Data for this task:
────────────────

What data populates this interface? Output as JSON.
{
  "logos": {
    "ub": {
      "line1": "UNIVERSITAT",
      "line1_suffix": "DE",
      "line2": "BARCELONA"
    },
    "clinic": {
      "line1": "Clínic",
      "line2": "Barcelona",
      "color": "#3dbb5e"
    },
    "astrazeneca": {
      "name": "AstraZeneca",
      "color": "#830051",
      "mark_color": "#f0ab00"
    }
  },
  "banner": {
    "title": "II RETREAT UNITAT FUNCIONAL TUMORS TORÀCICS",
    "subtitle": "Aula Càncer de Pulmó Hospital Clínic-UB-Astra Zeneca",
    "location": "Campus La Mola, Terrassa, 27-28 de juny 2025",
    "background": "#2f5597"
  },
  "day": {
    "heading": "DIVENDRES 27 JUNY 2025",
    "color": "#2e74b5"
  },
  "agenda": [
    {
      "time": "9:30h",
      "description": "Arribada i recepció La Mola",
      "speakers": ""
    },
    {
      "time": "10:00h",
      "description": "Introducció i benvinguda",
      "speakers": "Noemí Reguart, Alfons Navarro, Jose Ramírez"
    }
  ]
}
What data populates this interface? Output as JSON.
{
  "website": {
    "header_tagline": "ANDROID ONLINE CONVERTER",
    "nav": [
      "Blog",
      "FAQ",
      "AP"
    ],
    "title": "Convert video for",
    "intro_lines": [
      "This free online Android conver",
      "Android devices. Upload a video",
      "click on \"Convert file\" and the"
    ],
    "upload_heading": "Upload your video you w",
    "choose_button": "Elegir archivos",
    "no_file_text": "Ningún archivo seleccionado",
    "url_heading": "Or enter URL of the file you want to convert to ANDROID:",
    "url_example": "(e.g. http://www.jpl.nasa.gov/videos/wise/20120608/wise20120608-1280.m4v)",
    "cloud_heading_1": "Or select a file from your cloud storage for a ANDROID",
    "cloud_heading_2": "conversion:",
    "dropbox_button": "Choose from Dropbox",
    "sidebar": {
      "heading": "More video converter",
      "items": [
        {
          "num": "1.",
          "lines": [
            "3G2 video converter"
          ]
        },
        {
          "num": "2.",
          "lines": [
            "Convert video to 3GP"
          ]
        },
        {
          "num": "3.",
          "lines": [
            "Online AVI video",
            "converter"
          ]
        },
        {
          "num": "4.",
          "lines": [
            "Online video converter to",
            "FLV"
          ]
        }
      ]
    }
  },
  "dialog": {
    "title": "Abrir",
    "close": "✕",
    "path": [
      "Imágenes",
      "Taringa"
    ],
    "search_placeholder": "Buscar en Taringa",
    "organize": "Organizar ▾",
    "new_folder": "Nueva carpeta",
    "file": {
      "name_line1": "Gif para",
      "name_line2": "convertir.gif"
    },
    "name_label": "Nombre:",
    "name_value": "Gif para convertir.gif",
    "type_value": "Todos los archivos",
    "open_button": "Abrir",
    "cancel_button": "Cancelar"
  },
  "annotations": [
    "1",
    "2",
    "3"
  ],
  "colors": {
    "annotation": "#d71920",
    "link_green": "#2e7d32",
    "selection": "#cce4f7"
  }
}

────────────────

Requirement:
The records above are to be duplicated exactly, every one of them.

Result of this task:
What data populates this interface? Output as JSON.
{
  "logos": {
    "ub": {
      "line1": "UNIVERSITAT",
      "line1_suffix": "DE",
      "line2": "BARCELONA"
    },
    "clinic": {
      "line1": "Clínic",
      "line2": "Barcelona",
      "color": "#3dbb5e"
    },
    "astrazeneca": {
      "name": "AstraZeneca",
      "color": "#830051",
      "mark_color": "#f0ab00"
    }
  },
  "banner": {
    "title": "II RETREAT UNITAT FUNCIONAL TUMORS TORÀCICS",
    "subtitle": "Aula Càncer de Pulmó Hospital Clínic-UB-Astra Zeneca",
    "location": "Campus La Mola, Terrassa, 27-28 de juny 2025",
    "background": "#2f5597"
  },
  "day": {
    "heading": "DIVENDRES 27 JUNY 2025",
    "color": "#2e74b5"
  },
  "agenda": [
    {
      "time": "9:30h",
      "description": "Arribada i recepció La Mola",
      "speakers": ""
    },
    {
      "time": "10:00h",
      "description": "Introducció i benvinguda",
      "speakers": "Noemí Reguart, Alfons Navarro, Jose Ramírez"
    }
  ]
}
What data populates this interface? Output as JSON.
{
  "website": {
    "header_tagline": "ANDROID ONLINE CONVERTER",
    "nav": [
      "Blog",
      "FAQ",
      "AP"
    ],
    "title": "Convert video for",
    "intro_lines": [
      "This free online Android conver",
      "Android devices. Upload a video",
      "click on \"Convert file\" and the"
    ],
    "upload_heading": "Upload your video you w",
    "choose_button": "Elegir archivos",
    "no_file_text": "Ningún archivo seleccionado",
    "url_heading": "Or enter URL of the file you want to convert to ANDROID:",
    "url_example": "(e.g. http://www.jpl.nasa.gov/videos/wise/20120608/wise20120608-1280.m4v)",
    "cloud_heading_1": "Or select a file from your cloud storage for a ANDROID",
    "cloud_heading_2": "conversion:",
    "dropbox_button": "Choose from Dropbox",
    "sidebar": {
      "heading": "More video converter",
      "items": [
        {
          "num": "1.",
          "lines": [
            "3G2 video converter"
          ]
        },
        {
          "num": "2.",
          "lines": [
            "Convert video to 3GP"
          ]
        },
        {
          "num": "3.",
          "lines": [
            "Online AVI video",
            "converter"
          ]
        },
        {
          "num": "4.",
          "lines": [
            "Online video converter to",
            "FLV"
          ]
        }
      ]
    }
  },
  "dialog": {
    "title": "Abrir",
    "close": "✕",
    "path": [
      "Imágenes",
      "Taringa"
    ],
    "search_placeholder": "Buscar en Taringa",
    "organize": "Organizar ▾",
    "new_folder": "Nueva carpeta",
    "file": {
      "name_line1": "Gif para",
      "name_line2": "convertir.gif"
    },
    "name_label": "Nombre:",
    "name_value": "Gif para convertir.gif",
    "type_value": "Todos los archivos",
    "open_button": "Abrir",
    "cancel_button": "Cancelar"
  },
  "annotations": [
    "1",
    "2",
    "3"
  ],
  "colors": {
    "annotation": "#d71920",
    "link_green": "#2e7d32",
    "selection": "#cce4f7"
  }
}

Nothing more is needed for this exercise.